### [Work instructions]
Exclude the pictures, then copy all remaining records exactly.

══ Records for this task ══

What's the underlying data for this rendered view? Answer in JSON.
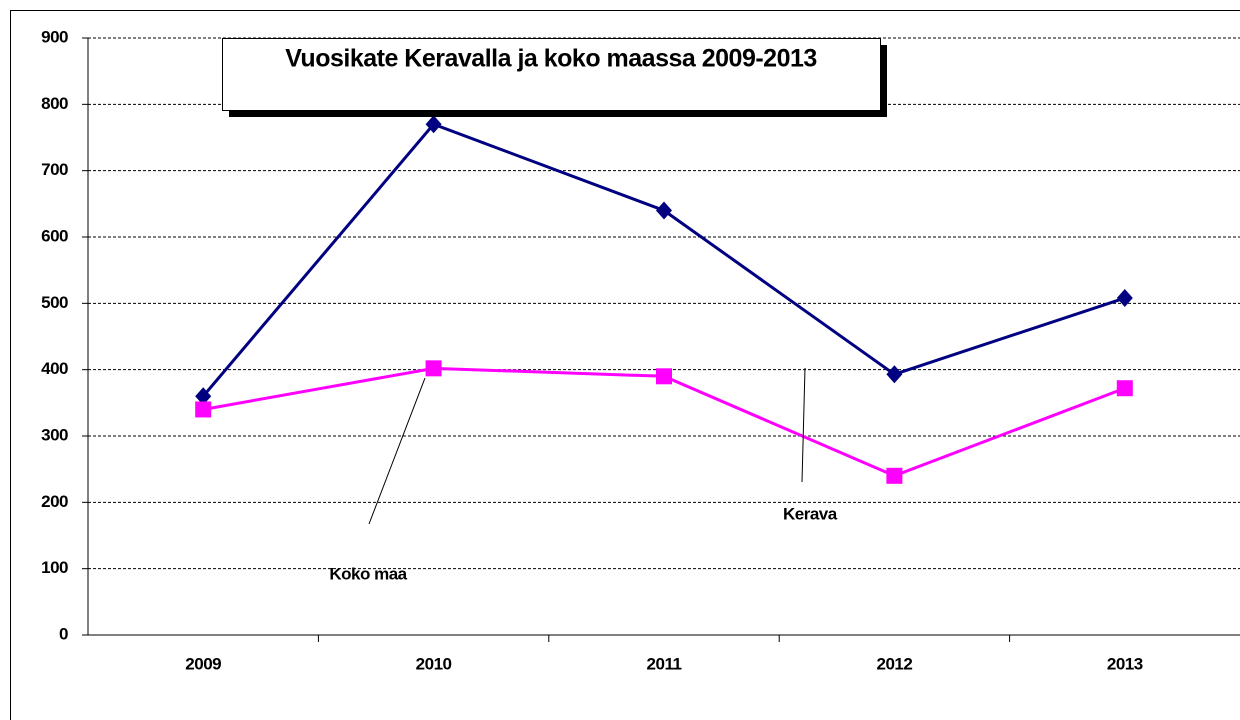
{
  "chart_data": {
    "type": "line",
    "title": "Vuosikate Keravalla ja koko maassa 2009-2013",
    "categories": [
      "2009",
      "2010",
      "2011",
      "2012",
      "2013"
    ],
    "series": [
      {
        "name": "Kerava",
        "color": "#000080",
        "marker": "diamond",
        "values": [
          360,
          770,
          640,
          393,
          508
        ]
      },
      {
        "name": "Koko maa",
        "color": "#ff00ff",
        "marker": "square",
        "values": [
          340,
          402,
          390,
          240,
          372
        ]
      }
    ],
    "ylim": [
      0,
      900
    ],
    "yticks": [
      0,
      100,
      200,
      300,
      400,
      500,
      600,
      700,
      800,
      900
    ],
    "grid": true
  }
}
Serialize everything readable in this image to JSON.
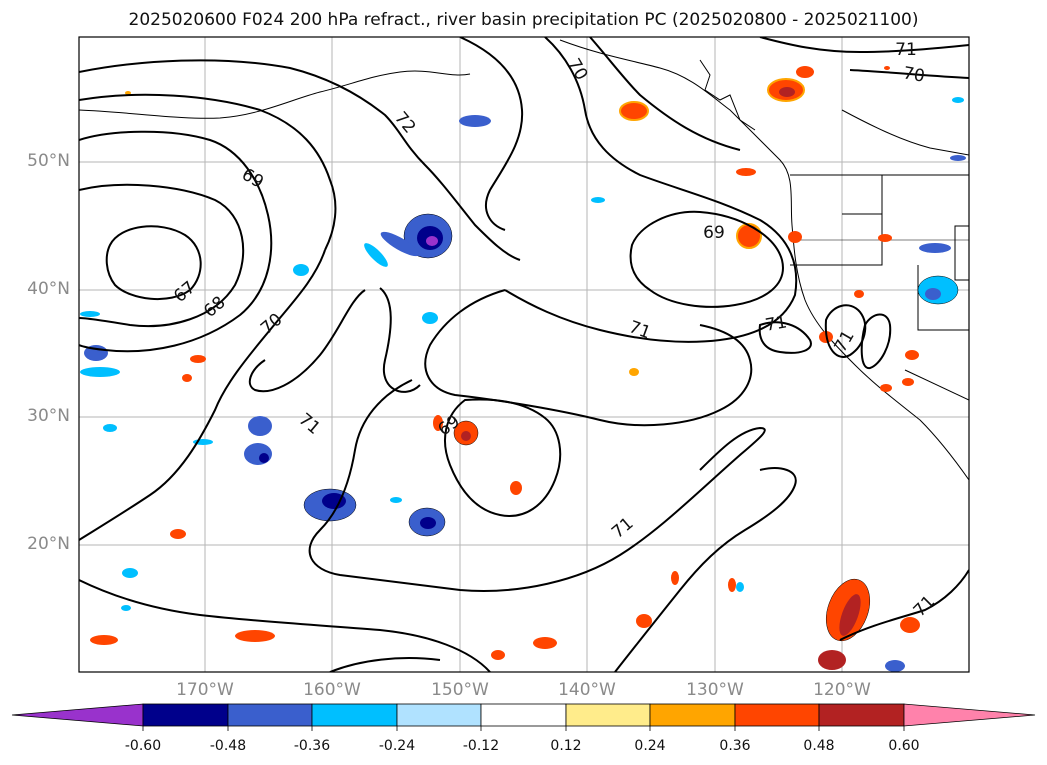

═══

### [Full answer]
What's the underlying data for this rendered view? Answer in JSON.
{
  "chart_data": {
    "type": "line",
    "title": "Vuosikate Keravalla ja koko maassa 2009-2013",
    "categories": [
      "2009",
      "2010",
      "2011",
      "2012",
      "2013"
    ],
    "series": [
      {
        "name": "Kerava",
        "color": "#000080",
        "marker": "diamond",
        "values": [
          360,
          770,
          640,
          393,
          508
        ]
      },
      {
        "name": "Koko maa",
        "color": "#ff00ff",
        "marker": "square",
        "values": [
          340,
          402,
          390,
          240,
          372
        ]
      }
    ],
    "ylim": [
      0,
      900
    ],
    "yticks": [
      0,
      100,
      200,
      300,
      400,
      500,
      600,
      700,
      800,
      900
    ],
    "grid": true
  }
}
Serialize everything readable in this image to JSON.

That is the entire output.